-- DATA LINES start --

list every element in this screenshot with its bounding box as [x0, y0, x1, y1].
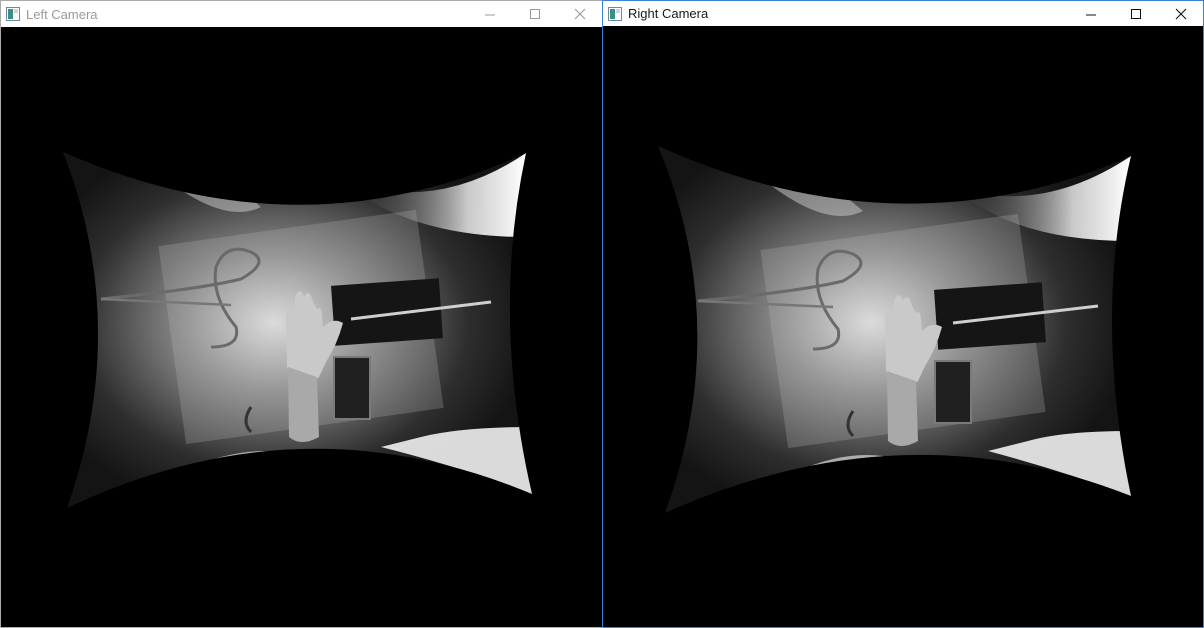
phone: [333, 356, 371, 420]
close-icon: [574, 8, 585, 20]
maximize-button[interactable]: [1113, 1, 1158, 26]
app-window-icon: [6, 7, 20, 21]
minimize-icon: [1085, 14, 1096, 15]
phone: [934, 360, 972, 424]
device-box: [934, 282, 1046, 350]
close-button[interactable]: [1158, 1, 1203, 26]
close-button[interactable]: [557, 1, 602, 27]
camera-view: [603, 26, 1203, 627]
right-camera-titlebar[interactable]: Right Camera: [603, 1, 1203, 26]
minimize-button[interactable]: [467, 1, 512, 27]
close-icon: [1175, 8, 1186, 19]
left-camera-titlebar[interactable]: Left Camera: [1, 1, 602, 27]
app-window-icon: [608, 6, 622, 21]
right-camera-window[interactable]: Right Camera: [602, 0, 1204, 628]
left-camera-window[interactable]: Left Camera: [0, 0, 603, 628]
camera-view: [1, 27, 602, 627]
window-title: Right Camera: [628, 6, 709, 21]
maximize-button[interactable]: [512, 1, 557, 27]
device-box: [331, 278, 443, 346]
rectified-camera-image: [63, 152, 532, 508]
maximize-icon: [1130, 8, 1141, 19]
maximize-icon: [529, 9, 540, 19]
window-title: Left Camera: [26, 6, 98, 22]
minimize-icon: [484, 14, 495, 16]
rectified-camera-image: [658, 146, 1131, 513]
minimize-button[interactable]: [1068, 1, 1113, 26]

-- DATA LINES end --

Swap "camera-view" for "camera-feed" everywhere in the lines above and write them out again with nothing else changed. Leave out the picture.

* [COMPLETE OUTPUT]:
list every element in this screenshot with its bounding box as [x0, y0, x1, y1].
phone: [333, 356, 371, 420]
close-icon: [574, 8, 585, 20]
maximize-button[interactable]: [1113, 1, 1158, 26]
app-window-icon: [6, 7, 20, 21]
minimize-icon: [1085, 14, 1096, 15]
phone: [934, 360, 972, 424]
device-box: [934, 282, 1046, 350]
close-button[interactable]: [1158, 1, 1203, 26]
close-button[interactable]: [557, 1, 602, 27]
camera-feed: [603, 26, 1203, 627]
right-camera-titlebar[interactable]: Right Camera: [603, 1, 1203, 26]
minimize-button[interactable]: [467, 1, 512, 27]
close-icon: [1175, 8, 1186, 19]
left-camera-titlebar[interactable]: Left Camera: [1, 1, 602, 27]
app-window-icon: [608, 6, 622, 21]
right-camera-window[interactable]: Right Camera: [602, 0, 1204, 628]
left-camera-window[interactable]: Left Camera: [0, 0, 603, 628]
camera-feed: [1, 27, 602, 627]
window-title: Right Camera: [628, 6, 709, 21]
maximize-button[interactable]: [512, 1, 557, 27]
device-box: [331, 278, 443, 346]
rectified-camera-image: [63, 152, 532, 508]
maximize-icon: [1130, 8, 1141, 19]
maximize-icon: [529, 9, 540, 19]
window-title: Left Camera: [26, 6, 98, 22]
minimize-icon: [484, 14, 495, 16]
rectified-camera-image: [658, 146, 1131, 513]
minimize-button[interactable]: [1068, 1, 1113, 26]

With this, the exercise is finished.